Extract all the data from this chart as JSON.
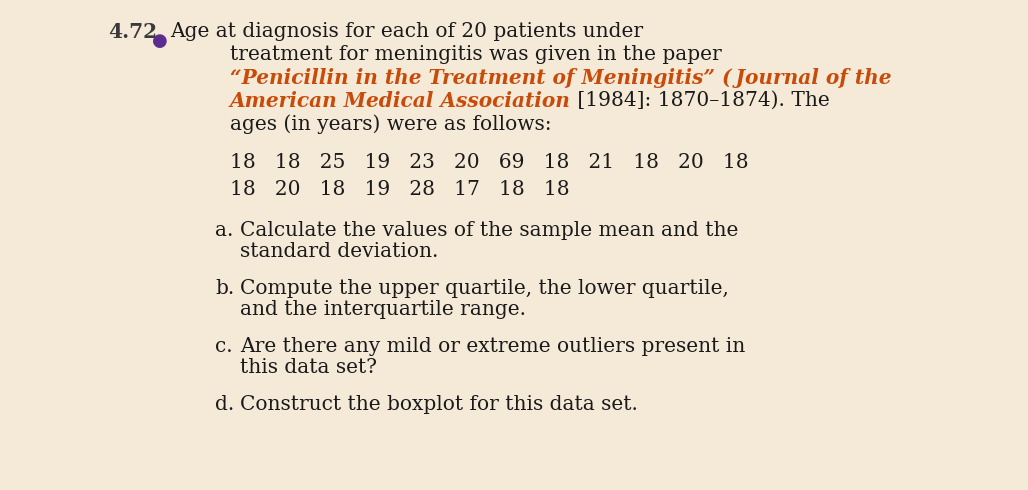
{
  "background_color": "#f5ead8",
  "problem_number": "4.72",
  "problem_number_color": "#3a3a3a",
  "bullet_color": "#5b2d8e",
  "orange_color": "#c84b0a",
  "black_color": "#1a1a1a",
  "line1": "Age at diagnosis for each of 20 patients under",
  "line2": "treatment for meningitis was given in the paper",
  "line3_full_orange": "“Penicillin in the Treatment of Meningitis” ( Journal of the",
  "line4_orange_part": "American Medical Association",
  "line4_black_part": " [1984]: 1870–1874).",
  "line4_black_end": " The",
  "line5": "ages (in years) were as follows:",
  "data_line1": "18   18   25   19   23   20   69   18   21   18   20   18",
  "data_line2": "18   20   18   19   28   17   18   18",
  "part_a_letter": "a.",
  "part_a_text1": "Calculate the values of the sample mean and the",
  "part_a_text2": "standard deviation.",
  "part_b_letter": "b.",
  "part_b_text1": "Compute the upper quartile, the lower quartile,",
  "part_b_text2": "and the interquartile range.",
  "part_c_letter": "c.",
  "part_c_text1": "Are there any mild or extreme outliers present in",
  "part_c_text2": "this data set?",
  "part_d_letter": "d.",
  "part_d_text1": "Construct the boxplot for this data set.",
  "fs_main": 14.5,
  "fs_num": 14.5
}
------------------------------------
— Exercise goal —
Transcribe the preceding listing in its entirety and with exact wording, leaving out pictures.

— Your solution —
Extract all the data from this chart as JSON.
{
  "background_color": "#f5ead8",
  "problem_number": "4.72",
  "problem_number_color": "#3a3a3a",
  "bullet_color": "#5b2d8e",
  "orange_color": "#c84b0a",
  "black_color": "#1a1a1a",
  "line1": "Age at diagnosis for each of 20 patients under",
  "line2": "treatment for meningitis was given in the paper",
  "line3_full_orange": "“Penicillin in the Treatment of Meningitis” ( Journal of the",
  "line4_orange_part": "American Medical Association",
  "line4_black_part": " [1984]: 1870–1874).",
  "line4_black_end": " The",
  "line5": "ages (in years) were as follows:",
  "data_line1": "18   18   25   19   23   20   69   18   21   18   20   18",
  "data_line2": "18   20   18   19   28   17   18   18",
  "part_a_letter": "a.",
  "part_a_text1": "Calculate the values of the sample mean and the",
  "part_a_text2": "standard deviation.",
  "part_b_letter": "b.",
  "part_b_text1": "Compute the upper quartile, the lower quartile,",
  "part_b_text2": "and the interquartile range.",
  "part_c_letter": "c.",
  "part_c_text1": "Are there any mild or extreme outliers present in",
  "part_c_text2": "this data set?",
  "part_d_letter": "d.",
  "part_d_text1": "Construct the boxplot for this data set.",
  "fs_main": 14.5,
  "fs_num": 14.5
}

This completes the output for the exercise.